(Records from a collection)
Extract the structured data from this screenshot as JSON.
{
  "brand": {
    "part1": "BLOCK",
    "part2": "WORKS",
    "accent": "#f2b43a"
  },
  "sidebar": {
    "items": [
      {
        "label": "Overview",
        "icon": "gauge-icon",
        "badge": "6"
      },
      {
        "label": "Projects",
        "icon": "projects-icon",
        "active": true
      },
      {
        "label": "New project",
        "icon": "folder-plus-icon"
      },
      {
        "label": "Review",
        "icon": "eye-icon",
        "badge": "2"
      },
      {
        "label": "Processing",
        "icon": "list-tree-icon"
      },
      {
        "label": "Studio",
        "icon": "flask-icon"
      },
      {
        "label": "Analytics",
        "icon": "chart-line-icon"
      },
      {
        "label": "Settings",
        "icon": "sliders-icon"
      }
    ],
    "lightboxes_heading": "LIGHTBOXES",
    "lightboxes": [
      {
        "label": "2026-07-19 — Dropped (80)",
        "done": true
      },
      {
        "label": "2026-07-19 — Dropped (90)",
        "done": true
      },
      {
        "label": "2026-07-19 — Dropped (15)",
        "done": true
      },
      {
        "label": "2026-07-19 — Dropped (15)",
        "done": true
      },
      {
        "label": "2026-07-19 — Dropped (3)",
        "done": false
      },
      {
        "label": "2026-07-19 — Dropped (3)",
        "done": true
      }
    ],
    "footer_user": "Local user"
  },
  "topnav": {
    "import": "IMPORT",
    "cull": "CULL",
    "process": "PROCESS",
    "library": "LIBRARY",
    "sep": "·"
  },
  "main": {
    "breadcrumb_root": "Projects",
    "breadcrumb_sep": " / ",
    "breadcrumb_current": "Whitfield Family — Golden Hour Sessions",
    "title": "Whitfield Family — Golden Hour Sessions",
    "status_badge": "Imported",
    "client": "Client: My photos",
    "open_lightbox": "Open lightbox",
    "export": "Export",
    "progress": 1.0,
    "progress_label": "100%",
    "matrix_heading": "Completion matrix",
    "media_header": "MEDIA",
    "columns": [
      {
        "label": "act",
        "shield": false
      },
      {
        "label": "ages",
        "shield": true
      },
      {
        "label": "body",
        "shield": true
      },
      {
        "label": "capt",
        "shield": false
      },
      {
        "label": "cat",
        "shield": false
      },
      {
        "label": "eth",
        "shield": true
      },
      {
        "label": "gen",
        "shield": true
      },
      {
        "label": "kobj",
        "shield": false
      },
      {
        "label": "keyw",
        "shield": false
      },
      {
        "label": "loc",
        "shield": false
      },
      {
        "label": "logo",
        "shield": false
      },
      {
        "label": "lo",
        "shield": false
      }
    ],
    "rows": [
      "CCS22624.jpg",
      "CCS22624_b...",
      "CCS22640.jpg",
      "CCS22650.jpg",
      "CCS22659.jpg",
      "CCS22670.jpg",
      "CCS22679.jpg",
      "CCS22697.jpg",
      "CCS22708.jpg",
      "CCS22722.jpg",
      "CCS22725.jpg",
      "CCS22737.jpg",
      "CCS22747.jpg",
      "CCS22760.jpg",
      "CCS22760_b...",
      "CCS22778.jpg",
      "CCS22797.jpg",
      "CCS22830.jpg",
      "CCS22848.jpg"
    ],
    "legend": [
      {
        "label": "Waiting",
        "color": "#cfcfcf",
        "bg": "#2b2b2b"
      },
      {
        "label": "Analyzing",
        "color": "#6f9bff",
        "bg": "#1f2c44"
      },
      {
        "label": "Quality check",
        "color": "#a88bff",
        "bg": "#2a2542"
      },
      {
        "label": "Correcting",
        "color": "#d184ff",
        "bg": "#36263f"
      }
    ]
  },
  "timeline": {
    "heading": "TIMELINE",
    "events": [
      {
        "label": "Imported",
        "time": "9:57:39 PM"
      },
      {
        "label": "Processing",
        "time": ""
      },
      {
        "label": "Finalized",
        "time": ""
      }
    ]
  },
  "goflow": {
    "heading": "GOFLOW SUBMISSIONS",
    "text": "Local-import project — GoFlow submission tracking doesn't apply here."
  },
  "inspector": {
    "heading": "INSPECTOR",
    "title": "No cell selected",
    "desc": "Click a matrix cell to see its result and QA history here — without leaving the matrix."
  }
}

- **WHAT THIS TASK INVOLVES**: Copy out every line that includes the word "here".

- **OUTPUT BELOW**:
    "text": "Local-import project — GoFlow submission tracking doesn't apply here."
    "desc": "Click a matrix cell to see its result and QA history here — without leaving the matrix."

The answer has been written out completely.